Items from a data source:
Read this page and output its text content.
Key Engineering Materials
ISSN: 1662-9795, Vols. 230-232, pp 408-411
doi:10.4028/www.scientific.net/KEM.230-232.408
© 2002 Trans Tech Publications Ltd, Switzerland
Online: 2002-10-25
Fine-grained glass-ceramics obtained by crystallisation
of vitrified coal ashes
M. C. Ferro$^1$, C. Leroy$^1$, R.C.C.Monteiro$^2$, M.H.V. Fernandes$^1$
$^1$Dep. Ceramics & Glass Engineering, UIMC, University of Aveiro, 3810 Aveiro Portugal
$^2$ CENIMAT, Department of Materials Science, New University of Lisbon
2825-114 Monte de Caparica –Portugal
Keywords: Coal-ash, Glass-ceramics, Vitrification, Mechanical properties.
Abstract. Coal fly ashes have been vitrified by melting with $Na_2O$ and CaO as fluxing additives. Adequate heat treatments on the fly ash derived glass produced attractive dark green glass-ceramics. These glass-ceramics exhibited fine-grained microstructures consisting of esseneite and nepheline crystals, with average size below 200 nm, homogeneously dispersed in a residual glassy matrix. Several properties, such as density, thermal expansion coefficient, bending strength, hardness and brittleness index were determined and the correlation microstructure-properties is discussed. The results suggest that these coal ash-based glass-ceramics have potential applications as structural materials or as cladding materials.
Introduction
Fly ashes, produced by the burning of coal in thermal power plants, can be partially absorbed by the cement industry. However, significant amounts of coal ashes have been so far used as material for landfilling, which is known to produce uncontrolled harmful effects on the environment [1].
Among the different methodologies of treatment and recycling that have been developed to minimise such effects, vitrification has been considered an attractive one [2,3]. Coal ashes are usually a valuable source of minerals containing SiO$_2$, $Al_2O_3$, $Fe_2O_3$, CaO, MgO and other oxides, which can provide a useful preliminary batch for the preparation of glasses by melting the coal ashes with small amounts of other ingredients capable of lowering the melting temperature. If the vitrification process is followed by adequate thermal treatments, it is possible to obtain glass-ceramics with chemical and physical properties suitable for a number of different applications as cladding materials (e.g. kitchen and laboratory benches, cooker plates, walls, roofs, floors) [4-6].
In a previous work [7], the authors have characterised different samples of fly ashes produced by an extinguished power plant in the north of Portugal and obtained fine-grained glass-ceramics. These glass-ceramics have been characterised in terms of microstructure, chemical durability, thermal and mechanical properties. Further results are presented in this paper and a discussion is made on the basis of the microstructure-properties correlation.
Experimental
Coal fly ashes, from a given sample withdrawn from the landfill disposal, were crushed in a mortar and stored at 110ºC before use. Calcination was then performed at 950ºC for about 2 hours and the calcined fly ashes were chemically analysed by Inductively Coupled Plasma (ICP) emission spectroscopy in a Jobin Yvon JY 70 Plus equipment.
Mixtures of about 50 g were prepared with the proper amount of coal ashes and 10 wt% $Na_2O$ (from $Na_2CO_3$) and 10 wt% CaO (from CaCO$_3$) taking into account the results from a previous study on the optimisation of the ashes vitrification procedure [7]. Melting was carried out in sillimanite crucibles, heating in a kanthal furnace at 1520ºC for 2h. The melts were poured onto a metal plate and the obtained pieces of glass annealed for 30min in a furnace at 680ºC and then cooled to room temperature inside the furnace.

**REQUIREMENT:** All of the data needs to be reproduced exactly, with no line missing.

**THE REPLY:**
Read this page and output its text content.
Key Engineering Materials
ISSN: 1662-9795, Vols. 230-232, pp 408-411
doi:10.4028/www.scientific.net/KEM.230-232.408
© 2002 Trans Tech Publications Ltd, Switzerland
Online: 2002-10-25
Fine-grained glass-ceramics obtained by crystallisation
of vitrified coal ashes
M. C. Ferro$^1$, C. Leroy$^1$, R.C.C.Monteiro$^2$, M.H.V. Fernandes$^1$
$^1$Dep. Ceramics & Glass Engineering, UIMC, University of Aveiro, 3810 Aveiro Portugal
$^2$ CENIMAT, Department of Materials Science, New University of Lisbon
2825-114 Monte de Caparica –Portugal
Keywords: Coal-ash, Glass-ceramics, Vitrification, Mechanical properties.
Abstract. Coal fly ashes have been vitrified by melting with $Na_2O$ and CaO as fluxing additives. Adequate heat treatments on the fly ash derived glass produced attractive dark green glass-ceramics. These glass-ceramics exhibited fine-grained microstructures consisting of esseneite and nepheline crystals, with average size below 200 nm, homogeneously dispersed in a residual glassy matrix. Several properties, such as density, thermal expansion coefficient, bending strength, hardness and brittleness index were determined and the correlation microstructure-properties is discussed. The results suggest that these coal ash-based glass-ceramics have potential applications as structural materials or as cladding materials.
Introduction
Fly ashes, produced by the burning of coal in thermal power plants, can be partially absorbed by the cement industry. However, significant amounts of coal ashes have been so far used as material for landfilling, which is known to produce uncontrolled harmful effects on the environment [1].
Among the different methodologies of treatment and recycling that have been developed to minimise such effects, vitrification has been considered an attractive one [2,3]. Coal ashes are usually a valuable source of minerals containing SiO$_2$, $Al_2O_3$, $Fe_2O_3$, CaO, MgO and other oxides, which can provide a useful preliminary batch for the preparation of glasses by melting the coal ashes with small amounts of other ingredients capable of lowering the melting temperature. If the vitrification process is followed by adequate thermal treatments, it is possible to obtain glass-ceramics with chemical and physical properties suitable for a number of different applications as cladding materials (e.g. kitchen and laboratory benches, cooker plates, walls, roofs, floors) [4-6].
In a previous work [7], the authors have characterised different samples of fly ashes produced by an extinguished power plant in the north of Portugal and obtained fine-grained glass-ceramics. These glass-ceramics have been characterised in terms of microstructure, chemical durability, thermal and mechanical properties. Further results are presented in this paper and a discussion is made on the basis of the microstructure-properties correlation.
Experimental
Coal fly ashes, from a given sample withdrawn from the landfill disposal, were crushed in a mortar and stored at 110ºC before use. Calcination was then performed at 950ºC for about 2 hours and the calcined fly ashes were chemically analysed by Inductively Coupled Plasma (ICP) emission spectroscopy in a Jobin Yvon JY 70 Plus equipment.
Mixtures of about 50 g were prepared with the proper amount of coal ashes and 10 wt% $Na_2O$ (from $Na_2CO_3$) and 10 wt% CaO (from CaCO$_3$) taking into account the results from a previous study on the optimisation of the ashes vitrification procedure [7]. Melting was carried out in sillimanite crucibles, heating in a kanthal furnace at 1520ºC for 2h. The melts were poured onto a metal plate and the obtained pieces of glass annealed for 30min in a furnace at 680ºC and then cooled to room temperature inside the furnace.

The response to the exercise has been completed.